[START OF Records to process]
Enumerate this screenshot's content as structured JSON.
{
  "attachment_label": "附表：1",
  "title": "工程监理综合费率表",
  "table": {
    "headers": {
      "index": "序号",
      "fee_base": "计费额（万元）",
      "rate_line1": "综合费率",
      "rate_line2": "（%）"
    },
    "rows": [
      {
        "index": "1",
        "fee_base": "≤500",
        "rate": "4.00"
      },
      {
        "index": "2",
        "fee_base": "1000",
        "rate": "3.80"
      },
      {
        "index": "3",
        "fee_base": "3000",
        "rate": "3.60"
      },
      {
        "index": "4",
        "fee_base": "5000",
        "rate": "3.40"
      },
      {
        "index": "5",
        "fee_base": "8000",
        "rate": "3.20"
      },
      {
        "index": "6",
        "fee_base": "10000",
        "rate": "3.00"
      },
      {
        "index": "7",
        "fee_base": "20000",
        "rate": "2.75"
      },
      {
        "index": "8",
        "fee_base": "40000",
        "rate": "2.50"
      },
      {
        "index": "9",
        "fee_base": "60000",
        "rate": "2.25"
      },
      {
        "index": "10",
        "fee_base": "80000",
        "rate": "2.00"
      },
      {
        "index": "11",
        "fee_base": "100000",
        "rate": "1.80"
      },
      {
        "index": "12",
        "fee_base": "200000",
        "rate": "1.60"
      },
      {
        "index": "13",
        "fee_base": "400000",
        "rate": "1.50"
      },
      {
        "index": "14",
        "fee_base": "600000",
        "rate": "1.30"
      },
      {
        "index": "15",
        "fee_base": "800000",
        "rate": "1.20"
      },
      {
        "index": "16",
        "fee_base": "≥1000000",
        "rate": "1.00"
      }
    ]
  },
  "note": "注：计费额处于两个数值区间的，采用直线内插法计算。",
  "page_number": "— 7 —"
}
[END OF Records to process]
- **Task to carry out**
Please repeat the listing above in full and exactly.

- **The completed task**
Enumerate this screenshot's content as structured JSON.
{
  "attachment_label": "附表：1",
  "title": "工程监理综合费率表",
  "table": {
    "headers": {
      "index": "序号",
      "fee_base": "计费额（万元）",
      "rate_line1": "综合费率",
      "rate_line2": "（%）"
    },
    "rows": [
      {
        "index": "1",
        "fee_base": "≤500",
        "rate": "4.00"
      },
      {
        "index": "2",
        "fee_base": "1000",
        "rate": "3.80"
      },
      {
        "index": "3",
        "fee_base": "3000",
        "rate": "3.60"
      },
      {
        "index": "4",
        "fee_base": "5000",
        "rate": "3.40"
      },
      {
        "index": "5",
        "fee_base": "8000",
        "rate": "3.20"
      },
      {
        "index": "6",
        "fee_base": "10000",
        "rate": "3.00"
      },
      {
        "index": "7",
        "fee_base": "20000",
        "rate": "2.75"
      },
      {
        "index": "8",
        "fee_base": "40000",
        "rate": "2.50"
      },
      {
        "index": "9",
        "fee_base": "60000",
        "rate": "2.25"
      },
      {
        "index": "10",
        "fee_base": "80000",
        "rate": "2.00"
      },
      {
        "index": "11",
        "fee_base": "100000",
        "rate": "1.80"
      },
      {
        "index": "12",
        "fee_base": "200000",
        "rate": "1.60"
      },
      {
        "index": "13",
        "fee_base": "400000",
        "rate": "1.50"
      },
      {
        "index": "14",
        "fee_base": "600000",
        "rate": "1.30"
      },
      {
        "index": "15",
        "fee_base": "800000",
        "rate": "1.20"
      },
      {
        "index": "16",
        "fee_base": "≥1000000",
        "rate": "1.00"
      }
    ]
  },
  "note": "注：计费额处于两个数值区间的，采用直线内插法计算。",
  "page_number": "— 7 —"
}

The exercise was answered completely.